Task to complete: Search the data for the word "bandWidth" and copy every line that contains it.

Data excerpts:
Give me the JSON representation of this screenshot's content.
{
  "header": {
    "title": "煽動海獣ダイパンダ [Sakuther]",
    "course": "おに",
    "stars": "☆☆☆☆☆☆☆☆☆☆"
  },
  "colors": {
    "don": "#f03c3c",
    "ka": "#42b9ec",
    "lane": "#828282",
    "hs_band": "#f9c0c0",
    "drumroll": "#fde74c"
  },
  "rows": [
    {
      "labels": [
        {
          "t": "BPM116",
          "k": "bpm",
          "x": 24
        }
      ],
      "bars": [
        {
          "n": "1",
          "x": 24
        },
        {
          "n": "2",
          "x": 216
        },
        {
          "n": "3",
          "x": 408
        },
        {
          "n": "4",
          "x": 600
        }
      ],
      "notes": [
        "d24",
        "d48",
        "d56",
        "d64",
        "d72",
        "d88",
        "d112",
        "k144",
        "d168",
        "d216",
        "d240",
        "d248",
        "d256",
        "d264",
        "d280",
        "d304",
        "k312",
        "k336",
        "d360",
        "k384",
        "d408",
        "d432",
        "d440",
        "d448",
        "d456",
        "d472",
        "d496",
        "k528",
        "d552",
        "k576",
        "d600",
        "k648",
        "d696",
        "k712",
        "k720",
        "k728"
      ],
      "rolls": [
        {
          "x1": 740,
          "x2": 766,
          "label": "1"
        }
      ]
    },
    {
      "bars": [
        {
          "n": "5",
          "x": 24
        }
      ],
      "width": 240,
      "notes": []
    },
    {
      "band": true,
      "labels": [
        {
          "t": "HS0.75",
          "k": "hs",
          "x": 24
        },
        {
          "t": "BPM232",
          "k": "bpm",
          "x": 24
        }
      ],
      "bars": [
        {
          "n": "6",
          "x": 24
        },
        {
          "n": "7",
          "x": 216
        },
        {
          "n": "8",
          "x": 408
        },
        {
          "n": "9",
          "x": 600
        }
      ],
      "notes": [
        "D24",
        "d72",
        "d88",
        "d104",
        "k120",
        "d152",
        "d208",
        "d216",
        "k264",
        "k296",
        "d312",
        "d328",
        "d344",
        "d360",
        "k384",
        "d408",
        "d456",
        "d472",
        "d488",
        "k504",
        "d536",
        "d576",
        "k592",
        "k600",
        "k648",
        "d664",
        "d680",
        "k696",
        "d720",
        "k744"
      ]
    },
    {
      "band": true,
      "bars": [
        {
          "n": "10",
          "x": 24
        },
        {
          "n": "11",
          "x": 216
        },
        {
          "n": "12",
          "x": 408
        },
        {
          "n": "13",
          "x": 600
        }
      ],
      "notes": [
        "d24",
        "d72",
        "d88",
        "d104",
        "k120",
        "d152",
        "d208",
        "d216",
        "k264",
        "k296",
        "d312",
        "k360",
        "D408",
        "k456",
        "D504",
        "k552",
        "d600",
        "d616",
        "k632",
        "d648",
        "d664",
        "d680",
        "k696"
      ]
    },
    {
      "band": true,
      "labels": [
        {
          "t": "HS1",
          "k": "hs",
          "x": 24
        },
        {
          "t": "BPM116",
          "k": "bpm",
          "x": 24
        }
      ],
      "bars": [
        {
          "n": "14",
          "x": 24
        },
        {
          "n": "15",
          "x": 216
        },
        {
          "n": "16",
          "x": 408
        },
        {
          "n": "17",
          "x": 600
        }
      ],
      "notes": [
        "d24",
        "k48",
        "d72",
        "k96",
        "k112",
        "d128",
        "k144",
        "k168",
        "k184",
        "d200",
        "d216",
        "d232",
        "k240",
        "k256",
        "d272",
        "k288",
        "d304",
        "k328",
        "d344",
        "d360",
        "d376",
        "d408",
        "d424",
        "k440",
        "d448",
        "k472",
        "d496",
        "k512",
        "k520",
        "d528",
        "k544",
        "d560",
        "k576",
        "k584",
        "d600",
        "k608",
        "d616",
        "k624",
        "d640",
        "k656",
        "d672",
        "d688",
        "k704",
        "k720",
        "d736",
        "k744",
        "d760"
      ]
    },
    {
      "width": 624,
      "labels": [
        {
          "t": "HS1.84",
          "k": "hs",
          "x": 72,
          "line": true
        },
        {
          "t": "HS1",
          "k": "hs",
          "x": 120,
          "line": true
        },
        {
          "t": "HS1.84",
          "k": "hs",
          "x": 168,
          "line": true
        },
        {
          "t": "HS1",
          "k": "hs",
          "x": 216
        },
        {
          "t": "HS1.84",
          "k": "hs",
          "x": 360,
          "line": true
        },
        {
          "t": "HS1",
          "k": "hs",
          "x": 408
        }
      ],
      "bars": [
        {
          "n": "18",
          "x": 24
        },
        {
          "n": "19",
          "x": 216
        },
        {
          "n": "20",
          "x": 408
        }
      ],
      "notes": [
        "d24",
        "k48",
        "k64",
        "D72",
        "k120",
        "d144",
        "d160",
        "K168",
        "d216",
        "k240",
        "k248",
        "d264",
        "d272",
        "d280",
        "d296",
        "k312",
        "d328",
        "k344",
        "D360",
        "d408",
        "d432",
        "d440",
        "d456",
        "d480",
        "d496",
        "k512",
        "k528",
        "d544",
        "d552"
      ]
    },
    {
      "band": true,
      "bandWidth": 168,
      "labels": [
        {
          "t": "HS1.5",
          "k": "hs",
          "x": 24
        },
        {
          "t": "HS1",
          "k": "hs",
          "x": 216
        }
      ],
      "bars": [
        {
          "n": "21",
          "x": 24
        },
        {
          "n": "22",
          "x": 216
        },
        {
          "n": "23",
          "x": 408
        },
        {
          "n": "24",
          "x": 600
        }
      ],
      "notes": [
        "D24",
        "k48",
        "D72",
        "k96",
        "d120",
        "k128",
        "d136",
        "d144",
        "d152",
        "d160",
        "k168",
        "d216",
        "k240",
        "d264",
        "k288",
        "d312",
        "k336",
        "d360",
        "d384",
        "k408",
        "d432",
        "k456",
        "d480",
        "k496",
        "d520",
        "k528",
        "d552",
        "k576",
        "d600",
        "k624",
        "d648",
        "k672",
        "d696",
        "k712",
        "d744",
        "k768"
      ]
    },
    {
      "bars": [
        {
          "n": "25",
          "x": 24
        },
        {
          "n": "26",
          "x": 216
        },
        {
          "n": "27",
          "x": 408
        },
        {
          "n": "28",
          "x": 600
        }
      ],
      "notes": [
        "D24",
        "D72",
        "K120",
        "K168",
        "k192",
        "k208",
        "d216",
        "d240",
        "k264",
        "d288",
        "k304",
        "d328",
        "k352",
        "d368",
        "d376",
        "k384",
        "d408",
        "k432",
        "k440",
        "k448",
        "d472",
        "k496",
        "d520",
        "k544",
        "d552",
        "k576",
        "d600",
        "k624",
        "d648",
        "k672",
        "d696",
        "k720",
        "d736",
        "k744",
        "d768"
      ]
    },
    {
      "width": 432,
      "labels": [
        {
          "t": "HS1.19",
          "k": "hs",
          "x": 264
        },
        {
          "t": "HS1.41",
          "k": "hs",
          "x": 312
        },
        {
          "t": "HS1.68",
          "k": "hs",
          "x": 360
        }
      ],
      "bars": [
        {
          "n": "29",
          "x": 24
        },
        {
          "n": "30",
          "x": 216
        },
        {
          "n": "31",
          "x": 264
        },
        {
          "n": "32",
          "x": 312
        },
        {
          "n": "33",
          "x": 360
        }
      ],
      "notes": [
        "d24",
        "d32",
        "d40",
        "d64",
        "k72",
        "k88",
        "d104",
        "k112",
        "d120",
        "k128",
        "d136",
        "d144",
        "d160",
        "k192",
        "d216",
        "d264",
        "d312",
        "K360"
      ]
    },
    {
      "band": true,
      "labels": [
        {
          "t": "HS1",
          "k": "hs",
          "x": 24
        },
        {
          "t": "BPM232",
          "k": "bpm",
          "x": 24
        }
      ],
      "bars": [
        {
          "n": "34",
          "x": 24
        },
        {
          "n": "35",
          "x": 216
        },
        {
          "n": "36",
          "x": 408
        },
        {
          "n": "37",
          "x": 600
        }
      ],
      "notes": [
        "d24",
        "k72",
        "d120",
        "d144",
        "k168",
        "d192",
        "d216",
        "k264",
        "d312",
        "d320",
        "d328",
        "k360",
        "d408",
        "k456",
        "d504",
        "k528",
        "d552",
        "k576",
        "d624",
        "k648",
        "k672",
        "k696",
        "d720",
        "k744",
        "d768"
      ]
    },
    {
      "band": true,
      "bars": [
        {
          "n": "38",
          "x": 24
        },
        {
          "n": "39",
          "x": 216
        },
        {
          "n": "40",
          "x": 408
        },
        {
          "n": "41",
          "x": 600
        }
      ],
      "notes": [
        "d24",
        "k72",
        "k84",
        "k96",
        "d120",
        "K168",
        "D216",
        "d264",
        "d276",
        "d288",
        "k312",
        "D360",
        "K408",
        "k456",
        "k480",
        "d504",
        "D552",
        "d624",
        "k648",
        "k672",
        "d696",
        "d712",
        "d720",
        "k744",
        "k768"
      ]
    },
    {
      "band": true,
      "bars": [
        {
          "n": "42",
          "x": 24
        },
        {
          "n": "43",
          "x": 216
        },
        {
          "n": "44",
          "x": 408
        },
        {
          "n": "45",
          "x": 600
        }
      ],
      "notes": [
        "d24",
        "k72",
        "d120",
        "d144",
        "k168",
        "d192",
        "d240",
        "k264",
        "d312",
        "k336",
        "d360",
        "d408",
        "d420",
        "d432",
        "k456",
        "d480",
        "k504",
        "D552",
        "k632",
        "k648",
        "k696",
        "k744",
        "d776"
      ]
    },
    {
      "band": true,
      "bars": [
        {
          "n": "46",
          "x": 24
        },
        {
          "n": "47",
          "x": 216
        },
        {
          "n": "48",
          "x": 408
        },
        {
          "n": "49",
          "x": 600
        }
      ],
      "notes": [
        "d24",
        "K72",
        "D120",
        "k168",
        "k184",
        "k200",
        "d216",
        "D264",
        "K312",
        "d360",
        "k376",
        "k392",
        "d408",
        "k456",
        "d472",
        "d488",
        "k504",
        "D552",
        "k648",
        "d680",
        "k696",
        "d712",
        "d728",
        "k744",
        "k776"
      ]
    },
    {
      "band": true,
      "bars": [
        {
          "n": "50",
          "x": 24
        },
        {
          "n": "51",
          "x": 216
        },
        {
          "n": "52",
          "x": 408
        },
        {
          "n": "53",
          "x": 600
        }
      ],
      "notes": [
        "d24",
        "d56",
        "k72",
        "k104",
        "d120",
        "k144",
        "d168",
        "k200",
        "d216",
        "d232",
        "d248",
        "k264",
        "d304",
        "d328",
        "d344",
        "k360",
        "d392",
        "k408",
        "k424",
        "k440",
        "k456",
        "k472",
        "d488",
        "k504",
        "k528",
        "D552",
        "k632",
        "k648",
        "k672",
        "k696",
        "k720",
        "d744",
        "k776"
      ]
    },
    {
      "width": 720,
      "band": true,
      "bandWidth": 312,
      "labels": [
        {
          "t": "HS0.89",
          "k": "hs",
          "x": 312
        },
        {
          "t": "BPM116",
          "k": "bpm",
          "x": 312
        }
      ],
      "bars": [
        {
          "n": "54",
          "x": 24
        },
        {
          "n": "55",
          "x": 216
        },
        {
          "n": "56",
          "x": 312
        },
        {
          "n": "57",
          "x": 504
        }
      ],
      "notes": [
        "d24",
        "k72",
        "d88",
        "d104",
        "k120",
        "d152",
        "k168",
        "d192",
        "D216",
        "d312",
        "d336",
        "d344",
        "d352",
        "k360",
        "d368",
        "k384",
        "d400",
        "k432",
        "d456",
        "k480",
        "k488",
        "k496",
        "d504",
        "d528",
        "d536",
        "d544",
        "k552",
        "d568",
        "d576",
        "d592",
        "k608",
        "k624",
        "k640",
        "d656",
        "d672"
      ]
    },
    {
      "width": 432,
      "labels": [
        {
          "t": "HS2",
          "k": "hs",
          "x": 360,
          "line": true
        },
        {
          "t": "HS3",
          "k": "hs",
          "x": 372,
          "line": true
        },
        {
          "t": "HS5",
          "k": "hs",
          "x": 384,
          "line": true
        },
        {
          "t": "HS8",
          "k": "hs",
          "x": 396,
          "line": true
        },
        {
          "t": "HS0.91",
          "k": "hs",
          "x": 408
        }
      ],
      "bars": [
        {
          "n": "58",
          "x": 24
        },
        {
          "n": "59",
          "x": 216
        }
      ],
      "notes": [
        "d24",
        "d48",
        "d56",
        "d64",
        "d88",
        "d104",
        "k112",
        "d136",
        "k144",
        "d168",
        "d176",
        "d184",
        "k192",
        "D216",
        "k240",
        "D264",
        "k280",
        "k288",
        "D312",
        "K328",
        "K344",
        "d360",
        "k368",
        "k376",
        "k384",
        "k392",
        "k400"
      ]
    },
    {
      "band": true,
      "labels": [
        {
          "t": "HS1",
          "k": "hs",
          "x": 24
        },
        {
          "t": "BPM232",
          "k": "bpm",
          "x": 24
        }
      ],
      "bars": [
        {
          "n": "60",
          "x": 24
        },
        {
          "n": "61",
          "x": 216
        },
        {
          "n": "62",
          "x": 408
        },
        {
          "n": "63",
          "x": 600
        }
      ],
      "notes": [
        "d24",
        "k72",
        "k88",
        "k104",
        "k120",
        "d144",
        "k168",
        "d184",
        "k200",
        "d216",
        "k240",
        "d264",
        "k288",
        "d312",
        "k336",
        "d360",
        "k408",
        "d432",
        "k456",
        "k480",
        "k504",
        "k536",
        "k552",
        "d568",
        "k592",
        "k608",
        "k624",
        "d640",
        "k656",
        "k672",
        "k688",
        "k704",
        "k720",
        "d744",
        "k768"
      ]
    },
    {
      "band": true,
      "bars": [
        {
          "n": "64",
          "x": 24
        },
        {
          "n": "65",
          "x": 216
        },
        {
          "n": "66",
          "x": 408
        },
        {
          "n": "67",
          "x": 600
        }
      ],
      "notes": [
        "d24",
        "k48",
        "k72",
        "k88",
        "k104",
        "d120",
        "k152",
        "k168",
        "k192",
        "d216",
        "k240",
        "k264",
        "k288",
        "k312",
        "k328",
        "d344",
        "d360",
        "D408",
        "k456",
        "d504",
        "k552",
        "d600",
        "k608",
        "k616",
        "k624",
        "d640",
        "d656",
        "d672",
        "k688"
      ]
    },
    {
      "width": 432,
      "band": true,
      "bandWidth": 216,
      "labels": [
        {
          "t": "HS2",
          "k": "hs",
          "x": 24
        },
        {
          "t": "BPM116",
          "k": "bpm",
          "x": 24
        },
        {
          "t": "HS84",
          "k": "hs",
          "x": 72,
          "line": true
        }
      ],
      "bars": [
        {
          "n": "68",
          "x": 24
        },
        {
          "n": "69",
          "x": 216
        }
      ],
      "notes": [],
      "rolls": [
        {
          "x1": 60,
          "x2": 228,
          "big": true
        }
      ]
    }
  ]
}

Written answer:
      "bandWidth": 168,
      "bandWidth": 312,
      "bandWidth": 216,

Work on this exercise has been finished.